212 Modernity on Trial

Fortunately for the general reader, first-rate philosophers (whose scholarly tomes frequently target a select audience) often write more accessible essays, addressing both current issues and perennial truths.  Thus Leszek Kolakowski, a Polish thinker rightly renowned for his magisterial, three-volume Main Currents of Marxism, published a score of short essays in Modernity on Endless Trial (Chicago:  The University of Chicago Press, c. 1990) that offer serious readers valuable insights into some main intellectual currents of the 20th century.  Whenever an erstwhile Marxist casts a favorable glance as Christianity it makes sense for believers to consider his reasons.
━━━━
» **EXERCISE SET**
[1] List each publication detail given in parentheses for the essay collection in the Kolakowski passage.
[2] Continue the passage on Kolakowski's Modernity on Endless Trial after its final sentence.
The material that comes next has no connection to the Kolakowski passage.

» **SOURCE DATA**
━━━━
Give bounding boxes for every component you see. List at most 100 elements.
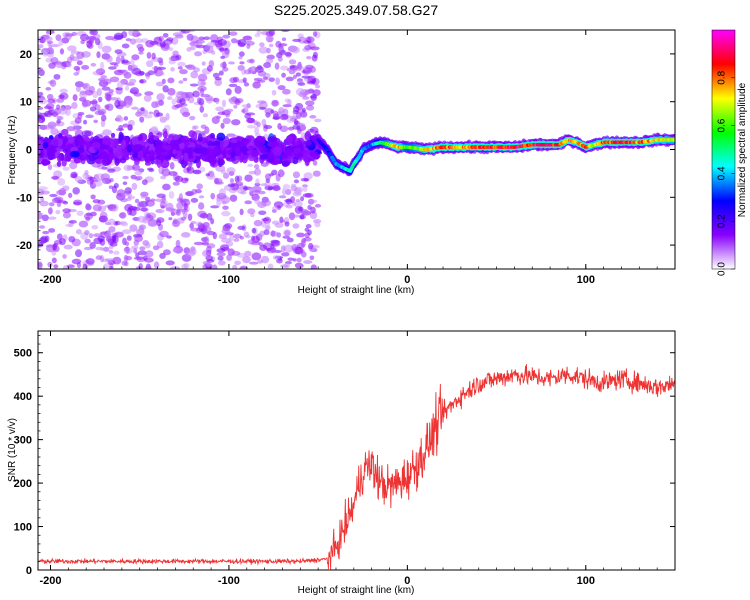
━━━━
» **RESPONSES TO THE EXERCISE**
[1] Chicago; The University of Chicago Press; c. 1990

[2]
One fourth of the essays focus “On Modernity, Barbarity, and Intellectuals.”  Strangely enough, a corps of intellectuals has orchestrated the barbarism that has resurfaced during the last three centuries—an  era labeled “modernity.”  Since Kolakowski cannot see how “postmodern” differs from “modern,” he discerns the loss of religion (and loss of taboos) as the primary current in modern (and postmodern) times, leading to “the sad spectacle of a godless world.  It appears as if we suddenly woke up to perceive things which the humble, and not necessarily highly educated, priests have been seeing—and warning us about—for three centuries and which they have repeatedly denounced in their Sunday Sermons.  They kept telling their flocks that a world that has forgotten God has forgotten the very distinction between good  and evil and has made human life meaningless, sunk into nihilism” (pp. 7-8).  A series of influential, secularizing skeptics prepared the way for the destructiveness of “Nietzsche’s noisy philosophical hammer” (p. 8).  The “intellectuals” responsible for this process were not the scholars—scientists or historians—who “attempt to remain true to the material found or discovered” (p. 36) apart from themselves.  A barbarizing “intellectual” is someone who wishes not “simply to transmit truth, but to create it.  He is not a guardian of the word, but a word manufacturer” (p. 36).  Invariably, such intellectuals are seductive, spinning wondrous tales of utopian vistas.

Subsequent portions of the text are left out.